— PROBLEM DETAILS —
Check each line below for the word "content" and give the number of lines that have it, nothing more.

— RECORDS TO PROCESS —
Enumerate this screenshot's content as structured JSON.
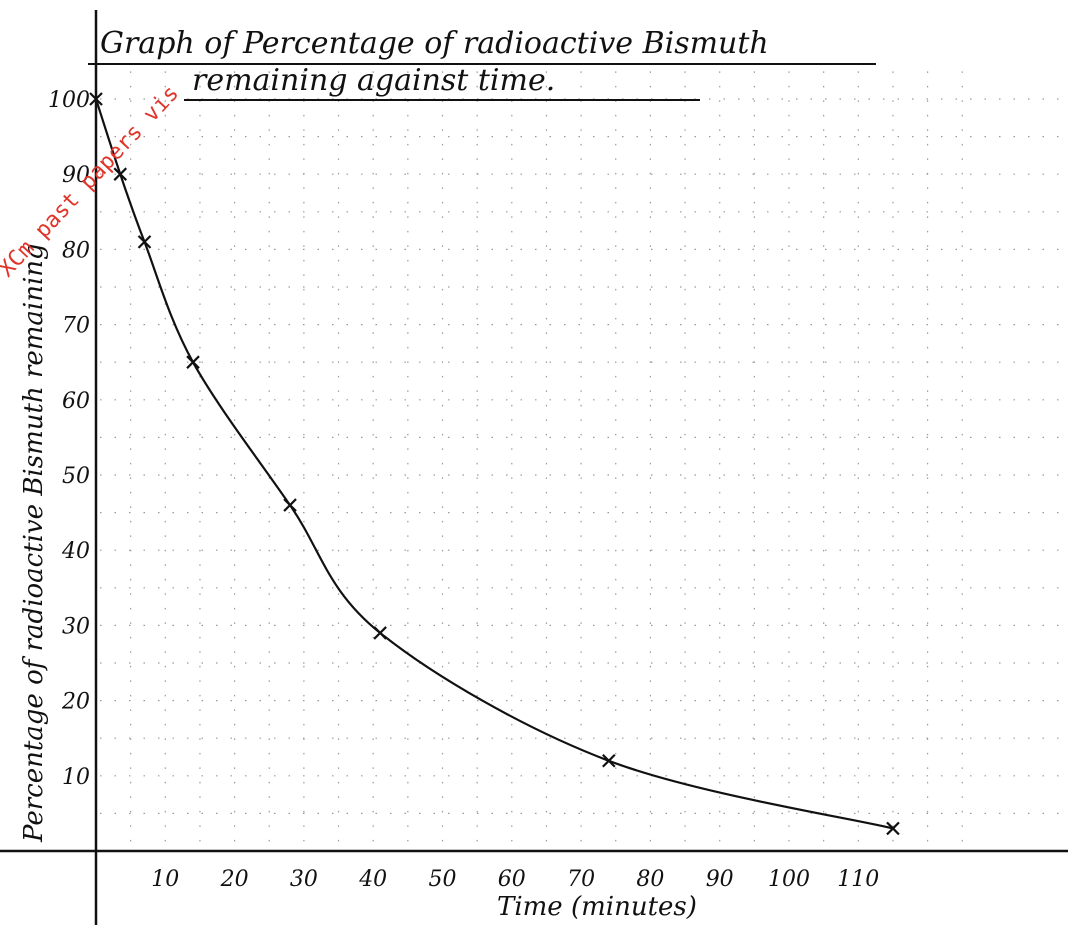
{
  "chart_data": {
    "type": "line",
    "title_lines": [
      "Graph of Percentage of radioactive Bismuth",
      "remaining against time."
    ],
    "xlabel": "Time (minutes)",
    "ylabel": "Percentage of radioactive Bismuth remaining",
    "x_ticks": [
      "10",
      "20",
      "30",
      "40",
      "50",
      "60",
      "70",
      "80",
      "90",
      "100",
      "110"
    ],
    "y_ticks": [
      "10",
      "20",
      "30",
      "40",
      "50",
      "60",
      "70",
      "80",
      "90",
      "100"
    ],
    "xlim": [
      0,
      125
    ],
    "ylim": [
      0,
      105
    ],
    "grid": "dotted",
    "series": [
      {
        "points": [
          {
            "x": 0,
            "y": 100
          },
          {
            "x": 3.5,
            "y": 90
          },
          {
            "x": 7,
            "y": 81
          },
          {
            "x": 14,
            "y": 65
          },
          {
            "x": 28,
            "y": 46
          },
          {
            "x": 41,
            "y": 29
          },
          {
            "x": 74,
            "y": 12
          },
          {
            "x": 115,
            "y": 3
          }
        ],
        "color": "#111111"
      }
    ],
    "markers": "x",
    "watermark": "XCm past papers vis"
  }
}
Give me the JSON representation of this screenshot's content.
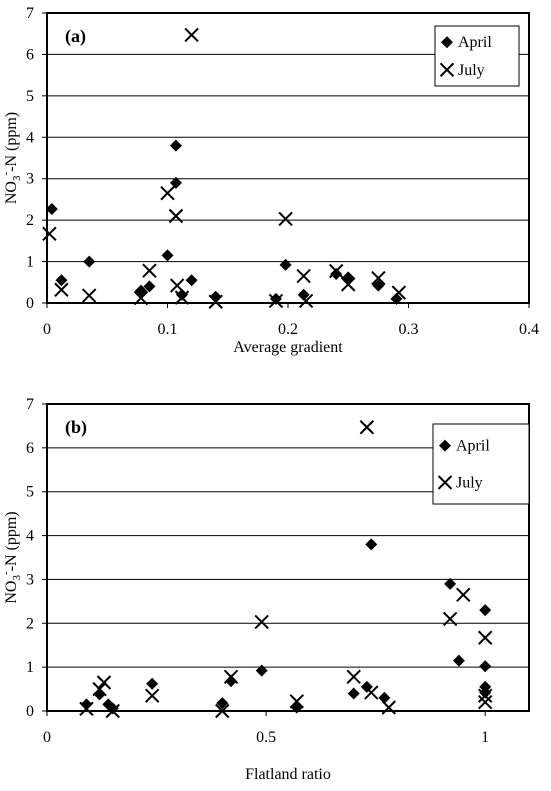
{
  "chart_data": [
    {
      "type": "scatter",
      "panel_label": "(a)",
      "xlabel": "Average gradient",
      "ylabel_main": "NO",
      "ylabel_sub": "3",
      "ylabel_sup": "-",
      "ylabel_rest": "-N (ppm)",
      "xlim": [
        0,
        0.4
      ],
      "ylim": [
        0,
        7
      ],
      "x_ticks": [
        "0",
        "0.1",
        "0.2",
        "0.3",
        "0.4"
      ],
      "y_ticks": [
        "0",
        "1",
        "2",
        "3",
        "4",
        "5",
        "6",
        "7"
      ],
      "grid": "horizontal",
      "legend_position": "top-right",
      "series": [
        {
          "name": "April",
          "marker": "diamond",
          "points": [
            [
              0.004,
              2.27
            ],
            [
              0.012,
              0.55
            ],
            [
              0.035,
              1.0
            ],
            [
              0.078,
              0.3
            ],
            [
              0.085,
              0.4
            ],
            [
              0.1,
              1.15
            ],
            [
              0.107,
              3.8
            ],
            [
              0.107,
              2.9
            ],
            [
              0.112,
              0.2
            ],
            [
              0.12,
              0.55
            ],
            [
              0.14,
              0.15
            ],
            [
              0.19,
              0.1
            ],
            [
              0.198,
              0.92
            ],
            [
              0.213,
              0.2
            ],
            [
              0.24,
              0.7
            ],
            [
              0.25,
              0.62
            ],
            [
              0.275,
              0.42
            ],
            [
              0.29,
              0.1
            ]
          ]
        },
        {
          "name": "July",
          "marker": "x",
          "points": [
            [
              0.002,
              1.67
            ],
            [
              0.012,
              0.32
            ],
            [
              0.035,
              0.18
            ],
            [
              0.078,
              0.12
            ],
            [
              0.085,
              0.78
            ],
            [
              0.1,
              2.65
            ],
            [
              0.107,
              2.1
            ],
            [
              0.108,
              0.42
            ],
            [
              0.112,
              0.13
            ],
            [
              0.12,
              6.47
            ],
            [
              0.14,
              0.03
            ],
            [
              0.19,
              0.05
            ],
            [
              0.198,
              2.03
            ],
            [
              0.213,
              0.65
            ],
            [
              0.215,
              0.05
            ],
            [
              0.24,
              0.77
            ],
            [
              0.25,
              0.45
            ],
            [
              0.275,
              0.6
            ],
            [
              0.292,
              0.25
            ]
          ]
        }
      ]
    },
    {
      "type": "scatter",
      "panel_label": "(b)",
      "xlabel": "Flatland ratio",
      "ylabel_main": "NO",
      "ylabel_sub": "3",
      "ylabel_sup": "-",
      "ylabel_rest": "-N (ppm)",
      "xlim": [
        0,
        1.1
      ],
      "ylim": [
        0,
        7
      ],
      "x_ticks": [
        "0",
        "0.5",
        "1"
      ],
      "x_tick_values": [
        0,
        0.5,
        1
      ],
      "y_ticks": [
        "0",
        "1",
        "2",
        "3",
        "4",
        "5",
        "6",
        "7"
      ],
      "grid": "horizontal",
      "legend_position": "top-right",
      "series": [
        {
          "name": "April",
          "marker": "diamond",
          "points": [
            [
              0.09,
              0.15
            ],
            [
              0.12,
              0.38
            ],
            [
              0.14,
              0.15
            ],
            [
              0.15,
              0.06
            ],
            [
              0.24,
              0.62
            ],
            [
              0.4,
              0.18
            ],
            [
              0.42,
              0.68
            ],
            [
              0.49,
              0.92
            ],
            [
              0.57,
              0.08
            ],
            [
              0.7,
              0.4
            ],
            [
              0.73,
              0.55
            ],
            [
              0.74,
              3.8
            ],
            [
              0.77,
              0.3
            ],
            [
              0.92,
              2.9
            ],
            [
              0.94,
              1.15
            ],
            [
              1.0,
              2.3
            ],
            [
              1.0,
              1.02
            ],
            [
              1.0,
              0.55
            ],
            [
              1.0,
              0.42
            ]
          ]
        },
        {
          "name": "July",
          "marker": "x",
          "points": [
            [
              0.09,
              0.05
            ],
            [
              0.12,
              0.5
            ],
            [
              0.13,
              0.65
            ],
            [
              0.15,
              0.0
            ],
            [
              0.24,
              0.35
            ],
            [
              0.4,
              0.0
            ],
            [
              0.42,
              0.78
            ],
            [
              0.49,
              2.03
            ],
            [
              0.57,
              0.22
            ],
            [
              0.7,
              0.78
            ],
            [
              0.73,
              6.47
            ],
            [
              0.74,
              0.42
            ],
            [
              0.78,
              0.08
            ],
            [
              0.92,
              2.1
            ],
            [
              0.95,
              2.65
            ],
            [
              1.0,
              1.67
            ],
            [
              1.0,
              0.35
            ],
            [
              1.0,
              0.2
            ]
          ]
        }
      ]
    }
  ]
}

— THE COMPLETED TASK —
2